## Stored data
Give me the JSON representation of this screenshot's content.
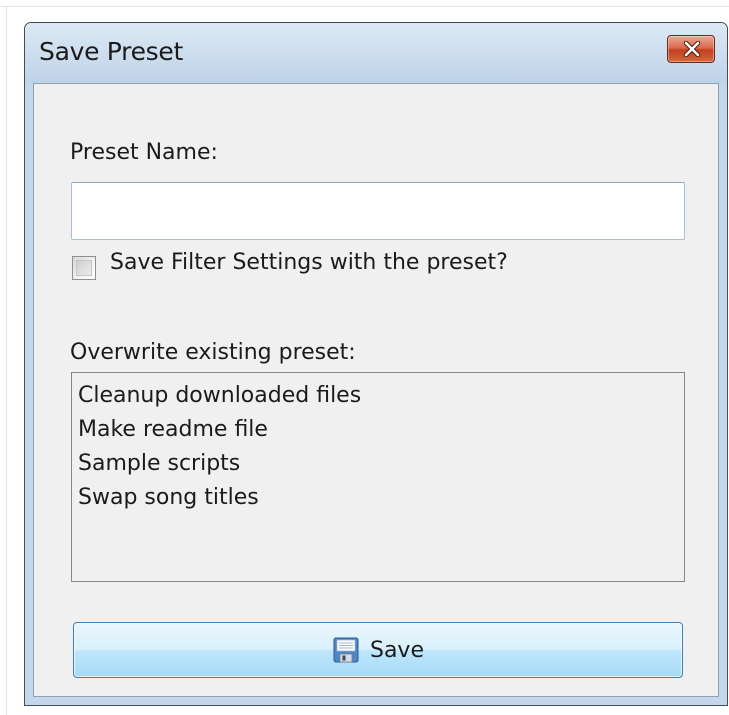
{
  "window": {
    "title": "Save Preset"
  },
  "form": {
    "preset_name_label": "Preset Name:",
    "preset_name_value": "",
    "save_filter_settings_label": "Save Filter Settings with the preset?",
    "save_filter_settings_checked": false,
    "overwrite_label": "Overwrite existing preset:",
    "existing_presets": [
      "Cleanup downloaded files",
      "Make readme file",
      "Sample scripts",
      "Swap song titles"
    ],
    "save_button_label": "Save"
  },
  "icons": {
    "close": "close-icon",
    "save": "floppy-disk-icon"
  },
  "colors": {
    "titlebar": "#cfdfef",
    "client_background": "#f0f0f0",
    "close_button": "#c2401f",
    "save_button": "#bee6fd"
  }
}
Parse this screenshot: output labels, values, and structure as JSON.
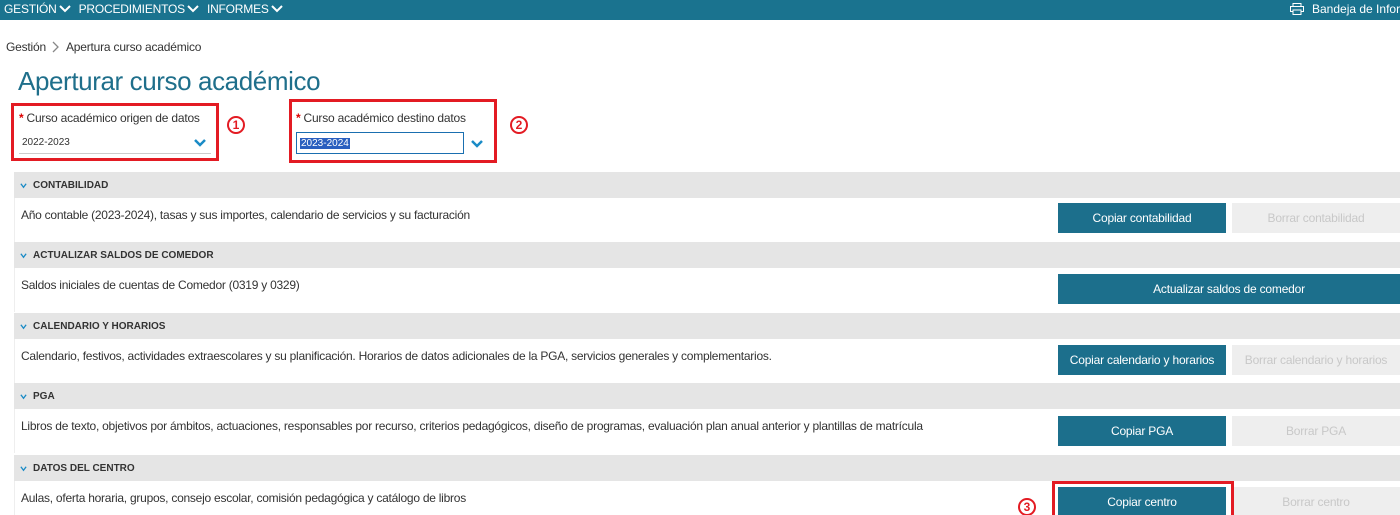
{
  "nav": {
    "menu": [
      "GESTIÓN",
      "PROCEDIMIENTOS",
      "INFORMES"
    ],
    "inbox_label": "Bandeja de Informe",
    "print_icon": "printer-icon"
  },
  "breadcrumb": {
    "root": "Gestión",
    "current": "Apertura curso académico"
  },
  "page": {
    "title": "Aperturar curso académico"
  },
  "origin": {
    "label": "Curso académico origen de datos",
    "value": "2022-2023",
    "required": "*",
    "step": "1"
  },
  "destination": {
    "label": "Curso académico destino datos",
    "value": "2023-2024",
    "required": "*",
    "step": "2"
  },
  "step3": "3",
  "sections": [
    {
      "title": "CONTABILIDAD",
      "description": "Año contable (2023-2024), tasas y sus importes, calendario de servicios y su facturación",
      "primary_button": "Copiar contabilidad",
      "secondary_button": "Borrar contabilidad"
    },
    {
      "title": "ACTUALIZAR SALDOS DE COMEDOR",
      "description": "Saldos iniciales de cuentas de Comedor (0319 y 0329)",
      "primary_button": "Actualizar saldos de comedor"
    },
    {
      "title": "CALENDARIO Y HORARIOS",
      "description": "Calendario, festivos, actividades extraescolares y su planificación. Horarios de datos adicionales de la PGA, servicios generales y complementarios.",
      "primary_button": "Copiar calendario y horarios",
      "secondary_button": "Borrar calendario y horarios"
    },
    {
      "title": "PGA",
      "description": "Libros de texto, objetivos por ámbitos, actuaciones, responsables por recurso, criterios pedagógicos, diseño de programas, evaluación plan anual anterior y plantillas de matrícula",
      "primary_button": "Copiar PGA",
      "secondary_button": "Borrar PGA"
    },
    {
      "title": "DATOS DEL CENTRO",
      "description": "Aulas, oferta horaria, grupos, consejo escolar, comisión pedagógica y catálogo de libros",
      "primary_button": "Copiar centro",
      "secondary_button": "Borrar centro"
    }
  ],
  "colors": {
    "topbar": "#1a738f",
    "primary": "#1c6f8c",
    "highlight": "#e31b23",
    "title": "#1f6f8b"
  }
}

## GOAL
Check each line of the listing above for the string "servicios", then report only how many lines have it.

## OUTPUT OF THE EXERCISE
2